* **The task**:
Rewrite the lines below, replacing "elements" with "components" and leaving everything else unchanged. Omit the pictures from your answer.

== Records supplied

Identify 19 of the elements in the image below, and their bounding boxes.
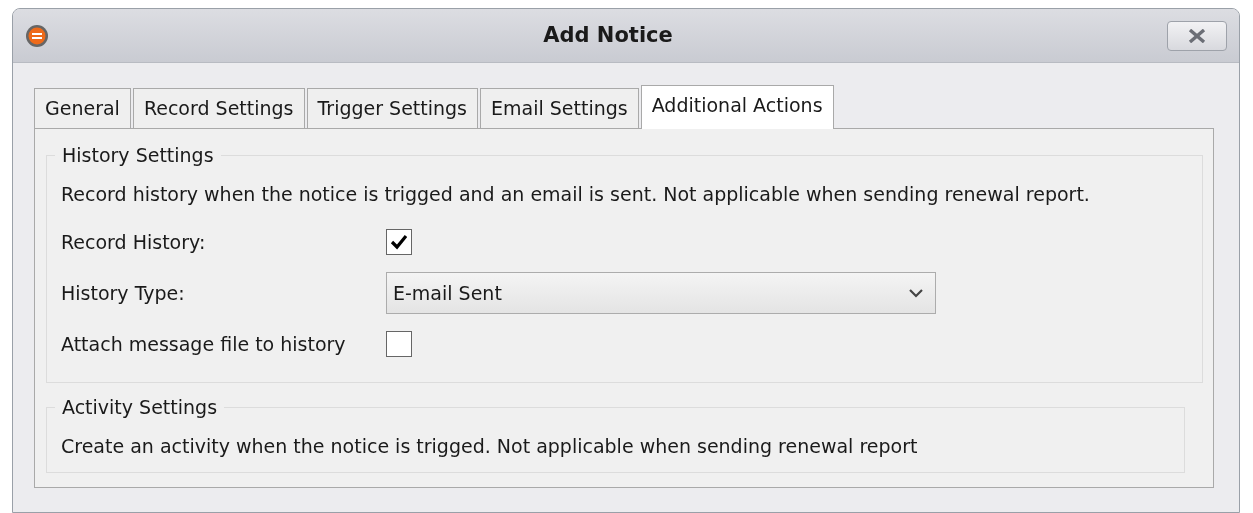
field-label: Record History: <box>61 229 207 255</box>
check-icon <box>390 234 408 250</box>
checkbox[interactable] <box>386 229 412 255</box>
field-label: History Type: <box>61 280 186 306</box>
tab[interactable]: Additional Actions <box>640 85 834 129</box>
description-text: Create an activity when the notice is trigged. Not applicable when sending renewal report <box>61 433 919 459</box>
tab[interactable]: Email Settings <box>480 88 639 128</box>
window-title: Add Notice <box>542 21 674 49</box>
app-icon <box>25 23 49 48</box>
close-button[interactable] <box>1167 20 1227 51</box>
description-text: Record history when the notice is trigged and an email is sent. Not applicable when sending renewal report. <box>61 182 1091 207</box>
tab[interactable]: Trigger Settings <box>306 88 478 128</box>
caret-icon <box>909 288 923 298</box>
close-icon <box>1188 28 1206 43</box>
checkbox[interactable] <box>386 331 412 357</box>
field-label: Attach message file to history <box>61 331 347 357</box>
tab[interactable]: Record Settings <box>132 88 305 128</box>
tab[interactable]: General <box>34 88 131 128</box>
history-type-dropdown[interactable]: E-mail Sent <box>386 272 936 314</box>
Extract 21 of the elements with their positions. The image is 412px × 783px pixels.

====

* **Written solution**:
Identify 19 of the components in the image below, and their bounding boxes.
field-label: Record History: <box>61 229 207 255</box>
check-icon <box>390 234 408 250</box>
checkbox[interactable] <box>386 229 412 255</box>
field-label: History Type: <box>61 280 186 306</box>
tab[interactable]: Additional Actions <box>640 85 834 129</box>
description-text: Create an activity when the notice is trigged. Not applicable when sending renewal report <box>61 433 919 459</box>
tab[interactable]: Email Settings <box>480 88 639 128</box>
window-title: Add Notice <box>542 21 674 49</box>
app-icon <box>25 23 49 48</box>
close-button[interactable] <box>1167 20 1227 51</box>
description-text: Record history when the notice is trigged and an email is sent. Not applicable when sending renewal report. <box>61 182 1091 207</box>
tab[interactable]: Trigger Settings <box>306 88 478 128</box>
caret-icon <box>909 288 923 298</box>
close-icon <box>1188 28 1206 43</box>
checkbox[interactable] <box>386 331 412 357</box>
field-label: Attach message file to history <box>61 331 347 357</box>
tab[interactable]: Record Settings <box>132 88 305 128</box>
tab[interactable]: General <box>34 88 131 128</box>
history-type-dropdown[interactable]: E-mail Sent <box>386 272 936 314</box>
Extract 21 of the components with their positions. The image is 412px × 783px pixels.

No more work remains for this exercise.